>>>
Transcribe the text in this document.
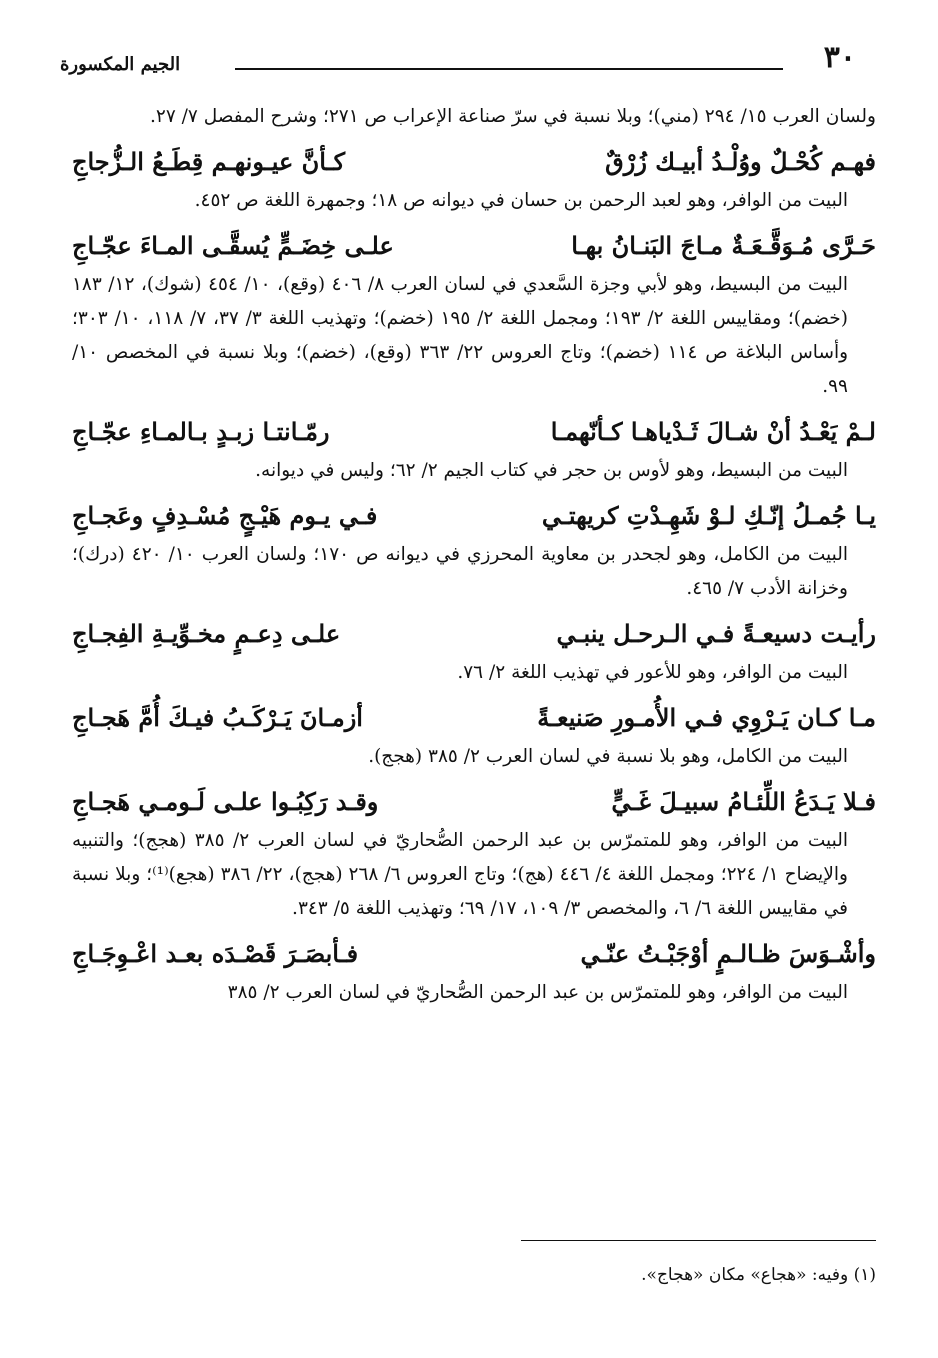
٣٠
الجيم المكسورة

ولسان العرب ١٥/ ٢٩٤ (مني)؛ وبلا نسبة في سرّ صناعة الإعراب ص ٢٧١؛ وشرح المفصل ٧/ ٢٧.

فهـم كُحْـلٌ ووُلْـدُ أبيـك زُرْقٌ
كـأنَّ عيـونهـم قِطَـعُ الـزُّجاجِ

البيت من الوافر، وهو لعبد الرحمن بن حسان في ديوانه ص ١٨؛ وجمهرة اللغة ص ٤٥٢.

حَـرَّى مُـوَقَّـعَـةٌ مـاجَ البَنـانُ بهـا
علـى خِضَـمٍّ يُسقَّـى المـاءَ عجّـاجِ

البيت من البسيط، وهو لأبي وجزة السَّعدي في لسان العرب ٨/ ٤٠٦ (وقع)، ١٠/ ٤٥٤ (شوك)، ١٢/ ١٨٣ (خضم)؛ ومقاييس اللغة ٢/ ١٩٣؛ ومجمل اللغة ٢/ ١٩٥ (خضم)؛ وتهذيب اللغة ٣/ ٣٧، ٧/ ١١٨، ١٠/ ٣٠٣؛ وأساس البلاغة ص ١١٤ (خضم)؛ وتاج العروس ٢٢/ ٣٦٣ (وقع)، (خضم)؛ وبلا نسبة في المخصص ١٠/ ٩٩.

لـمْ يَعْـدُ أنْ شـالَ ثَـدْياهـا كـأنّهمـا
رمّـانتـا زبـدٍ بـالمـاءِ عجّـاجِ

البيت من البسيط، وهو لأوس بن حجر في كتاب الجيم ٢/ ٦٢؛ وليس في ديوانه.

يـا جُمـلُ إنّـكِ لـوْ شَهِـدْتِ كريهتـي
فـي يـوم هَيْـجٍ مُسْـدِفٍ وعَجـاجِ

البيت من الكامل، وهو لجحدر بن معاوية المحرزي في ديوانه ص ١٧٠؛ ولسان العرب ١٠/ ٤٢٠ (درك)؛ وخزانة الأدب ٧/ ٤٦٥.

رأيـت دسيعـةً فـي الـرحـل ينبـي
علـى دِعـمٍ مخـوِّيـةِ الفِجـاجِ

البيت من الوافر، وهو للأعور في تهذيب اللغة ٢/ ٧٦.

مـا كـان يَـرْوِي فـي الأُمـورِ صَنيعـةً
أزمـانَ يَـرْكَـبُ فيـكَ أُمَّ هَجـاجِ

البيت من الكامل، وهو بلا نسبة في لسان العرب ٢/ ٣٨٥ (هجج).

فـلا يَـدَعُ اللِّئـامُ سبيـلَ غَـيٍّ
وقـد رَكِبُـوا علـى لَـومـي هَجـاجِ

البيت من الوافر، وهو للمتمرّس بن عبد الرحمن الصُّحاريّ في لسان العرب ٢/ ٣٨٥ (هجج)؛ والتنبيه والإيضاح ١/ ٢٢٤؛ ومجمل اللغة ٤/ ٤٤٦ (هج)؛ وتاج العروس ٦/ ٢٦٨ (هجج)، ٢٢/ ٣٨٦ (هجع)⁽¹⁾؛ وبلا نسبة في مقاييس اللغة ٦/ ٦، والمخصص ٣/ ١٠٩، ١٧/ ٦٩؛ وتهذيب اللغة ٥/ ٣٤٣.

وأشْـوَسَ ظـالـمٍ أوْجَبْـتُ عنّـي
فـأبصَـرَ قَصْـدَه بعـد اعْـوِجَـاجِ

البيت من الوافر، وهو للمتمرّس بن عبد الرحمن الصُّحاريّ في لسان العرب ٢/ ٣٨٥

(١) وفيه: «هجاع» مكان «هجاج».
<<<
#### Problem details
Gather up every line from the listing above in which the word "علـى" occurs.

#### Response to the task
علـى خِضَـمٍّ يُسقَّـى المـاءَ عجّـاجِ
علـى دِعـمٍ مخـوِّيـةِ الفِجـاجِ
وقـد رَكِبُـوا علـى لَـومـي هَجـاجِ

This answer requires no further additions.